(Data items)
>>>

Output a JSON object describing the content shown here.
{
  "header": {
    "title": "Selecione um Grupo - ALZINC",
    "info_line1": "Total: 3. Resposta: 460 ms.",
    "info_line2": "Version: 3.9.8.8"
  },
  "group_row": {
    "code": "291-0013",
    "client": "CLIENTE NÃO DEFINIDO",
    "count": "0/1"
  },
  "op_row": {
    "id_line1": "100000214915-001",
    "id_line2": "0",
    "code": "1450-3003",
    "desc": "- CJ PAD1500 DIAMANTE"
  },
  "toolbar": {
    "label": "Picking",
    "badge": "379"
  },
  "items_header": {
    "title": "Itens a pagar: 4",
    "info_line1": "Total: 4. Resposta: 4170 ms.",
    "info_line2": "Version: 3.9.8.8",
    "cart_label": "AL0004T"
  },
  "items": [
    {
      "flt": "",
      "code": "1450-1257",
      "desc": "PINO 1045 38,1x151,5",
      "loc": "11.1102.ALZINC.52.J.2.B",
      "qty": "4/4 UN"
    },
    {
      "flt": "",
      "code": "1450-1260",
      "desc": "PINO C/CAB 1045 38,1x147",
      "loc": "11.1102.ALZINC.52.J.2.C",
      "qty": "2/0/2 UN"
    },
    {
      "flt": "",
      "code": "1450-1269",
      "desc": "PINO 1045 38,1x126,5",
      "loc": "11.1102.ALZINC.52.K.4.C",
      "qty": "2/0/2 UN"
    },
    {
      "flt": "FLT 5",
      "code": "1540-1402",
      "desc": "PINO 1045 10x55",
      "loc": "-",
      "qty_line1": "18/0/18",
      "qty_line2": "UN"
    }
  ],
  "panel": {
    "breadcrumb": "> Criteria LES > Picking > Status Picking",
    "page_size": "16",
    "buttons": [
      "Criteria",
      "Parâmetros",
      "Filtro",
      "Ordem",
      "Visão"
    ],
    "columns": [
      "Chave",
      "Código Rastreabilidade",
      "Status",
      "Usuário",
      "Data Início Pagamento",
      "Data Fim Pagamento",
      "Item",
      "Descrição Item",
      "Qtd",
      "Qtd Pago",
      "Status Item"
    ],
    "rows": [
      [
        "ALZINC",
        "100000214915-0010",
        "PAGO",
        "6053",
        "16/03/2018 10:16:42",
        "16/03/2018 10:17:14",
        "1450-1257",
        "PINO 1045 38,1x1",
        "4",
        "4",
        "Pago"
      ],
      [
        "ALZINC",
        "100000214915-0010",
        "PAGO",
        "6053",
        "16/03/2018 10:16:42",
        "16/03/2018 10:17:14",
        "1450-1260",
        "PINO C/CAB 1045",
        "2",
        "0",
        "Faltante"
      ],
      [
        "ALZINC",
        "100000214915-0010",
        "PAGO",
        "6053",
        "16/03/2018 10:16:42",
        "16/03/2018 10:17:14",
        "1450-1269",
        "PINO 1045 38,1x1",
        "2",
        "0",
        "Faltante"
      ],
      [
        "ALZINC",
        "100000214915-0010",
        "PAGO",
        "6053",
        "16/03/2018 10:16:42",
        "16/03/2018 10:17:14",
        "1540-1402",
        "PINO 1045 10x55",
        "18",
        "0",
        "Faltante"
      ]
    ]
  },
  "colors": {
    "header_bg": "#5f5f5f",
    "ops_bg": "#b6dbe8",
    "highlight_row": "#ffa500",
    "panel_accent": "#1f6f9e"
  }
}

<<<

PROBLEM:
Go through the listing and print each line exactly as it appears.

THE RESULT:
Output a JSON object describing the content shown here.
{
  "header": {
    "title": "Selecione um Grupo - ALZINC",
    "info_line1": "Total: 3. Resposta: 460 ms.",
    "info_line2": "Version: 3.9.8.8"
  },
  "group_row": {
    "code": "291-0013",
    "client": "CLIENTE NÃO DEFINIDO",
    "count": "0/1"
  },
  "op_row": {
    "id_line1": "100000214915-001",
    "id_line2": "0",
    "code": "1450-3003",
    "desc": "- CJ PAD1500 DIAMANTE"
  },
  "toolbar": {
    "label": "Picking",
    "badge": "379"
  },
  "items_header": {
    "title": "Itens a pagar: 4",
    "info_line1": "Total: 4. Resposta: 4170 ms.",
    "info_line2": "Version: 3.9.8.8",
    "cart_label": "AL0004T"
  },
  "items": [
    {
      "flt": "",
      "code": "1450-1257",
      "desc": "PINO 1045 38,1x151,5",
      "loc": "11.1102.ALZINC.52.J.2.B",
      "qty": "4/4 UN"
    },
    {
      "flt": "",
      "code": "1450-1260",
      "desc": "PINO C/CAB 1045 38,1x147",
      "loc": "11.1102.ALZINC.52.J.2.C",
      "qty": "2/0/2 UN"
    },
    {
      "flt": "",
      "code": "1450-1269",
      "desc": "PINO 1045 38,1x126,5",
      "loc": "11.1102.ALZINC.52.K.4.C",
      "qty": "2/0/2 UN"
    },
    {
      "flt": "FLT 5",
      "code": "1540-1402",
      "desc": "PINO 1045 10x55",
      "loc": "-",
      "qty_line1": "18/0/18",
      "qty_line2": "UN"
    }
  ],
  "panel": {
    "breadcrumb": "> Criteria LES > Picking > Status Picking",
    "page_size": "16",
    "buttons": [
      "Criteria",
      "Parâmetros",
      "Filtro",
      "Ordem",
      "Visão"
    ],
    "columns": [
      "Chave",
      "Código Rastreabilidade",
      "Status",
      "Usuário",
      "Data Início Pagamento",
      "Data Fim Pagamento",
      "Item",
      "Descrição Item",
      "Qtd",
      "Qtd Pago",
      "Status Item"
    ],
    "rows": [
      [
        "ALZINC",
        "100000214915-0010",
        "PAGO",
        "6053",
        "16/03/2018 10:16:42",
        "16/03/2018 10:17:14",
        "1450-1257",
        "PINO 1045 38,1x1",
        "4",
        "4",
        "Pago"
      ],
      [
        "ALZINC",
        "100000214915-0010",
        "PAGO",
        "6053",
        "16/03/2018 10:16:42",
        "16/03/2018 10:17:14",
        "1450-1260",
        "PINO C/CAB 1045",
        "2",
        "0",
        "Faltante"
      ],
      [
        "ALZINC",
        "100000214915-0010",
        "PAGO",
        "6053",
        "16/03/2018 10:16:42",
        "16/03/2018 10:17:14",
        "1450-1269",
        "PINO 1045 38,1x1",
        "2",
        "0",
        "Faltante"
      ],
      [
        "ALZINC",
        "100000214915-0010",
        "PAGO",
        "6053",
        "16/03/2018 10:16:42",
        "16/03/2018 10:17:14",
        "1540-1402",
        "PINO 1045 10x55",
        "18",
        "0",
        "Faltante"
      ]
    ]
  },
  "colors": {
    "header_bg": "#5f5f5f",
    "ops_bg": "#b6dbe8",
    "highlight_row": "#ffa500",
    "panel_accent": "#1f6f9e"
  }
}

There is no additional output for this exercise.